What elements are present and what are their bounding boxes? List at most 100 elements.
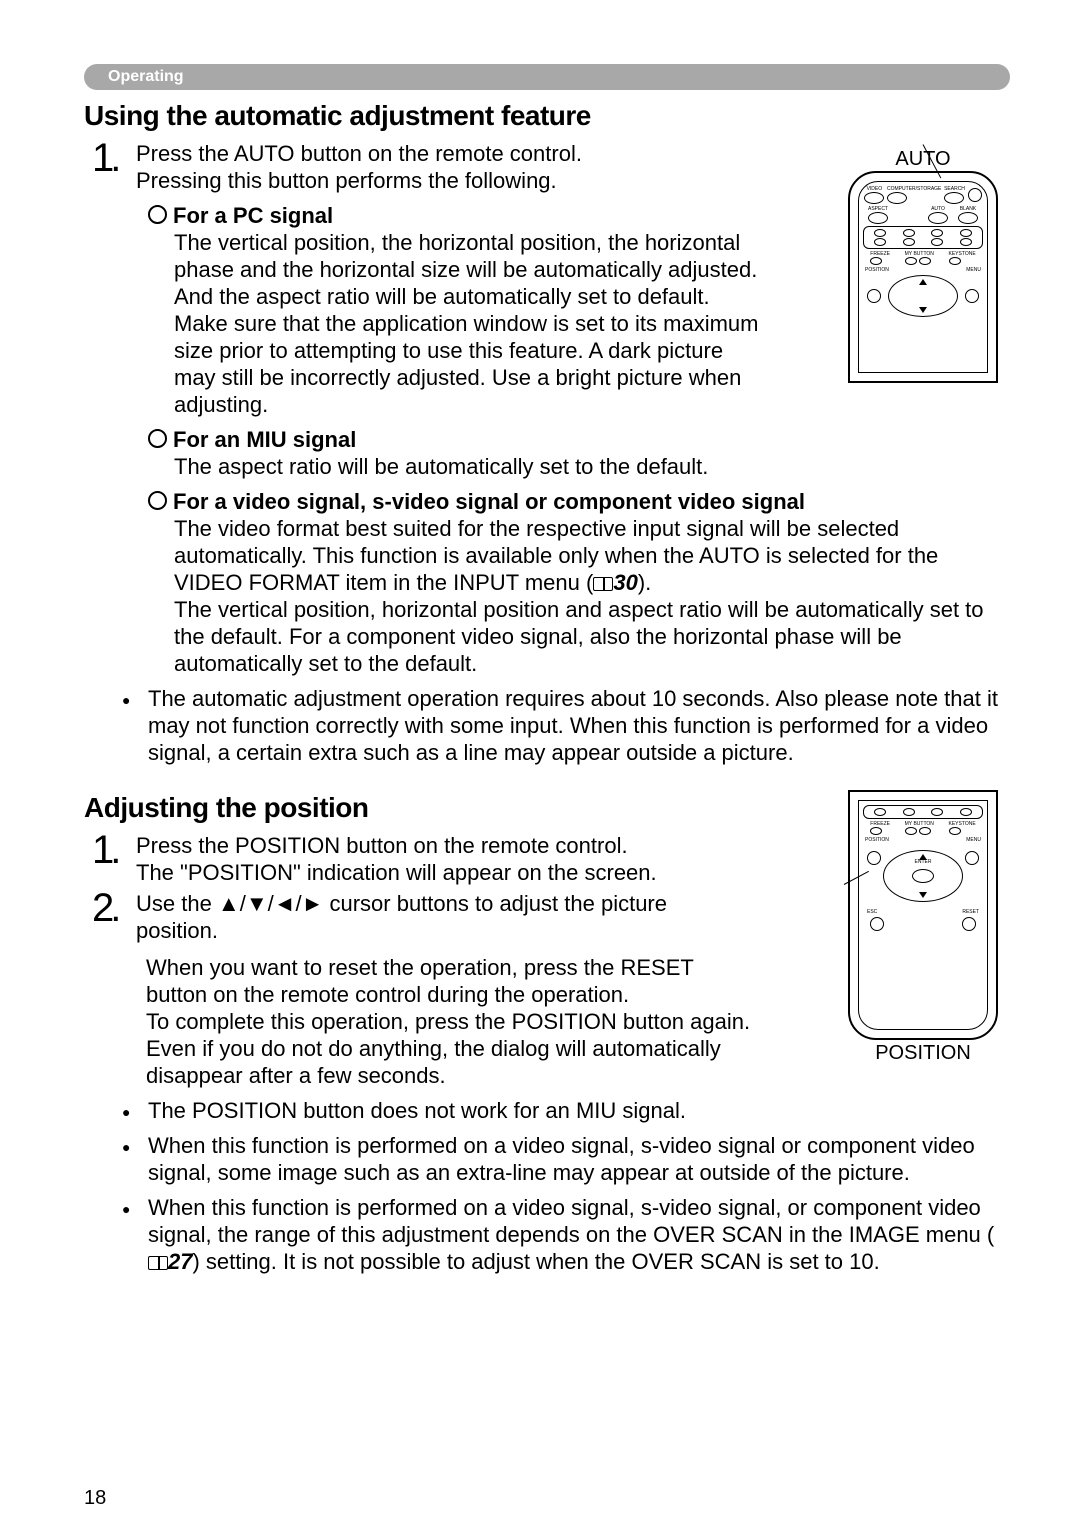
lbl-keystone: KEYSTONE bbox=[949, 821, 976, 827]
remote-row-b: FREEZE MY BUTTON KEYSTONE bbox=[863, 821, 983, 835]
video-signal-body-b: The vertical position, horizontal positi… bbox=[148, 596, 1010, 677]
lbl-auto: AUTO bbox=[928, 206, 948, 212]
lbl-esc: ESC bbox=[867, 909, 877, 915]
lbl-freeze: FREEZE bbox=[870, 251, 890, 257]
remote-inner: FREEZE MY BUTTON KEYSTONE POSITION MENU … bbox=[858, 800, 988, 1030]
lbl-blank: BLANK bbox=[958, 206, 978, 212]
step1-l2: Pressing this button performs the follow… bbox=[136, 168, 557, 193]
remote-group bbox=[863, 805, 983, 819]
btn-mag-off bbox=[874, 238, 886, 246]
btn-position bbox=[867, 289, 881, 303]
btn-my2b bbox=[919, 827, 931, 835]
lbl-position: POSITION bbox=[865, 837, 889, 843]
btn-a2 bbox=[903, 808, 915, 816]
lbl-enter: ENTER bbox=[915, 859, 932, 865]
pc-signal-heading: For a PC signal bbox=[148, 203, 333, 228]
remote-row-bottom bbox=[863, 917, 983, 931]
btn-keystone2 bbox=[949, 827, 961, 835]
remote-figure-auto: AUTO VIDEO COMPUTER/STORAGE SEARCH ASPEC… bbox=[848, 146, 998, 383]
page-ref-27: 27 bbox=[168, 1248, 192, 1275]
remote-row3 bbox=[866, 229, 980, 237]
vid-body-a-text: The video format best suited for the res… bbox=[174, 516, 938, 595]
auto-adjust-bullet: The automatic adjustment operation requi… bbox=[122, 685, 1010, 766]
lbl-search: SEARCH bbox=[944, 186, 965, 192]
btn-my2 bbox=[919, 257, 931, 265]
remote-dpad: POSITION MENU ENTER ESC RESET bbox=[863, 837, 983, 915]
position-body-b: To complete this operation, press the PO… bbox=[146, 1008, 758, 1089]
step-number: 2. bbox=[92, 888, 132, 928]
btn-mag-on bbox=[874, 229, 886, 237]
btn-computer bbox=[887, 192, 907, 204]
section-title-auto-adjust: Using the automatic adjustment feature bbox=[84, 100, 1010, 132]
position-bullet-2: When this function is performed on a vid… bbox=[122, 1132, 1010, 1186]
lbl-position: POSITION bbox=[865, 267, 889, 273]
remote-outline: VIDEO COMPUTER/STORAGE SEARCH ASPECT AUT… bbox=[848, 171, 998, 383]
bullet3-b: ) setting. It is not possible to adjust … bbox=[192, 1249, 879, 1274]
btn-freeze bbox=[870, 257, 882, 265]
btn-aspect bbox=[868, 212, 888, 224]
btn-vol bbox=[960, 229, 972, 237]
miu-signal-heading: For an MIU signal bbox=[148, 427, 356, 452]
lbl-video: VIDEO bbox=[864, 186, 884, 192]
pc-signal-body: The vertical position, the horizontal po… bbox=[148, 229, 760, 418]
video-signal-heading: For a video signal, s-video signal or co… bbox=[148, 489, 805, 514]
btn-keystone bbox=[949, 257, 961, 265]
btn-a3 bbox=[931, 808, 943, 816]
lbl-menu: MENU bbox=[966, 837, 981, 843]
remote-figure-position: FREEZE MY BUTTON KEYSTONE POSITION MENU … bbox=[848, 790, 998, 1065]
dpad-ring bbox=[888, 275, 958, 317]
dpad-enter bbox=[912, 869, 934, 883]
position-bullet-1: The POSITION button does not work for an… bbox=[122, 1097, 1010, 1124]
btn-pgdn bbox=[931, 238, 943, 246]
btn-blank bbox=[958, 212, 978, 224]
remote-group bbox=[863, 226, 983, 249]
step2-l1a: Use the ▲/▼/◄/► cursor buttons to adjust… bbox=[136, 891, 667, 916]
btn-esc bbox=[870, 917, 884, 931]
btn-search bbox=[944, 192, 964, 204]
remote-label-position: POSITION bbox=[848, 1042, 998, 1065]
remote-row5: FREEZE MY BUTTON KEYSTONE bbox=[863, 251, 983, 265]
btn-pgup bbox=[931, 229, 943, 237]
btn-position2 bbox=[867, 851, 881, 865]
step-number: 1. bbox=[92, 138, 132, 178]
btn-my1 bbox=[905, 257, 917, 265]
btn-mute bbox=[960, 238, 972, 246]
page-number: 18 bbox=[84, 1487, 106, 1510]
btn-power-icon bbox=[968, 188, 982, 202]
dpad-ring2: ENTER bbox=[883, 850, 963, 902]
remote-inner: VIDEO COMPUTER/STORAGE SEARCH ASPECT AUT… bbox=[858, 181, 988, 373]
remote-row4 bbox=[866, 238, 980, 246]
section-header-bar: Operating bbox=[84, 64, 1010, 90]
position-bullet-3: When this function is performed on a vid… bbox=[122, 1194, 1010, 1275]
lbl-keystone: KEYSTONE bbox=[949, 251, 976, 257]
lbl-menu: MENU bbox=[966, 267, 981, 273]
btn-freeze2 bbox=[870, 827, 882, 835]
remote-row-a bbox=[866, 808, 980, 816]
miu-signal-body: The aspect ratio will be automatically s… bbox=[148, 453, 1010, 480]
step1-l1: Press the POSITION button on the remote … bbox=[136, 833, 628, 858]
bullet3-a: When this function is performed on a vid… bbox=[148, 1195, 994, 1247]
btn-menu bbox=[965, 289, 979, 303]
remote-outline: FREEZE MY BUTTON KEYSTONE POSITION MENU … bbox=[848, 790, 998, 1040]
btn-video bbox=[864, 192, 884, 204]
step1-l2: The "POSITION" indication will appear on… bbox=[136, 860, 657, 885]
lbl-reset: RESET bbox=[962, 909, 979, 915]
page-ref-30: 30 bbox=[613, 569, 637, 596]
step1-l1: Press the AUTO button on the remote cont… bbox=[136, 141, 582, 166]
book-icon bbox=[593, 577, 613, 591]
btn-a1 bbox=[874, 808, 886, 816]
btn-r4b bbox=[903, 238, 915, 246]
book-icon bbox=[148, 1256, 168, 1270]
lbl-freeze: FREEZE bbox=[870, 821, 890, 827]
lbl-aspect: ASPECT bbox=[868, 206, 888, 212]
remote-row1: VIDEO COMPUTER/STORAGE SEARCH bbox=[863, 186, 983, 204]
position-body-a: When you want to reset the operation, pr… bbox=[146, 954, 758, 1008]
miu-signal-row: For an MIU signal bbox=[148, 426, 1010, 453]
btn-a4 bbox=[960, 808, 972, 816]
btn-r3b bbox=[903, 229, 915, 237]
vid-body-a-end: ). bbox=[638, 570, 651, 595]
video-signal-body-a: The video format best suited for the res… bbox=[148, 515, 1010, 596]
section-header-label: Operating bbox=[108, 68, 184, 86]
video-signal-row: For a video signal, s-video signal or co… bbox=[148, 488, 1010, 515]
step2-l1b: position. bbox=[136, 918, 218, 943]
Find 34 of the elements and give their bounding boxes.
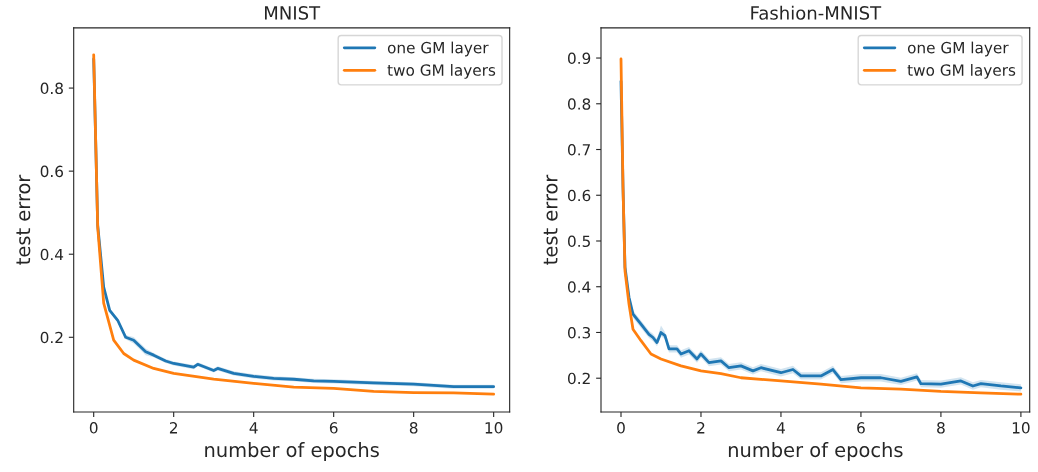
y-tick-label: 0.9 <box>567 52 591 65</box>
x-tick-label: 0 <box>89 422 98 434</box>
y-tick-label: 0.8 <box>40 82 63 95</box>
y-tick-label: 0.6 <box>40 165 64 178</box>
x-tick-label: 4 <box>249 422 258 434</box>
y-tick-label: 0.4 <box>40 248 64 261</box>
y-tick-label: 0.2 <box>40 331 63 344</box>
y-axis-title: test error <box>16 174 31 265</box>
x-tick-label: 0 <box>617 422 625 434</box>
x-tick-label: 10 <box>1012 422 1030 434</box>
y-tick-label: 0.4 <box>567 281 591 293</box>
x-tick-label: 8 <box>937 422 945 434</box>
y-axis-title: test error <box>543 174 558 265</box>
y-tick-label: 0.6 <box>567 189 591 202</box>
x-tick-label: 2 <box>697 422 705 434</box>
x-tick-label: 4 <box>776 422 785 434</box>
x-tick-label: 6 <box>857 422 865 434</box>
y-tick-label: 0.7 <box>567 143 590 156</box>
legend-label: two GM layers <box>907 64 1016 79</box>
legend-label: one GM layer <box>387 41 489 57</box>
x-tick-label: 10 <box>485 422 503 434</box>
y-tick-label: 0.5 <box>567 235 590 248</box>
x-axis-title: number of epochs <box>728 442 903 461</box>
x-tick-label: 8 <box>409 422 418 434</box>
x-axis-title: number of epochs <box>205 442 379 461</box>
x-tick-label: 6 <box>329 422 338 434</box>
y-tick-label: 0.8 <box>567 98 591 110</box>
chart-title: MNIST <box>265 6 321 20</box>
y-tick-label: 0.2 <box>567 372 590 385</box>
legend-label: one GM layer <box>907 41 1009 57</box>
legend-label: two GM layers <box>387 64 496 79</box>
y-tick-label: 0.3 <box>567 326 591 339</box>
chart-title: Fashion-MNIST <box>751 5 882 20</box>
x-tick-label: 2 <box>169 422 178 434</box>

→ Task instructions: Update the stretch of lines from the one containing "lbl-keystone: KEYSTONE bbox=[949, 821, 976, 827]" through the one containing "vid-body-a-text: The video" by replacing "MY BUTTON" with "MY KEY" and leaving everything else unchanged. Return only those lines.

→ Task solution:
lbl-keystone: KEYSTONE bbox=[949, 821, 976, 827]
remote-row-b: FREEZE MY KEY KEYSTONE bbox=[863, 821, 983, 835]
video-signal-body-b: The vertical position, horizontal positi… bbox=[148, 596, 1010, 677]
lbl-auto: AUTO bbox=[928, 206, 948, 212]
lbl-esc: ESC bbox=[867, 909, 877, 915]
lbl-freeze: FREEZE bbox=[870, 251, 890, 257]
remote-inner: FREEZE MY KEY KEYSTONE POSITION MENU … bbox=[858, 800, 988, 1030]
lbl-blank: BLANK bbox=[958, 206, 978, 212]
step1-l2: Pressing this button performs the follow… bbox=[136, 168, 557, 193]
remote-group bbox=[863, 805, 983, 819]
btn-mag-off bbox=[874, 238, 886, 246]
btn-position bbox=[867, 289, 881, 303]
btn-my2b bbox=[919, 827, 931, 835]
lbl-position: POSITION bbox=[865, 837, 889, 843]
btn-a2 bbox=[903, 808, 915, 816]
lbl-enter: ENTER bbox=[915, 859, 932, 865]
pc-signal-heading: For a PC signal bbox=[148, 203, 333, 228]
remote-row-bottom bbox=[863, 917, 983, 931]
btn-keystone2 bbox=[949, 827, 961, 835]
remote-figure-auto: AUTO VIDEO COMPUTER/STORAGE SEARCH ASPEC… bbox=[848, 146, 998, 383]
page-ref-27: 27 bbox=[168, 1248, 192, 1275]
remote-row3 bbox=[866, 229, 980, 237]
vid-body-a-text: The video format best suited for the res… bbox=[174, 516, 938, 595]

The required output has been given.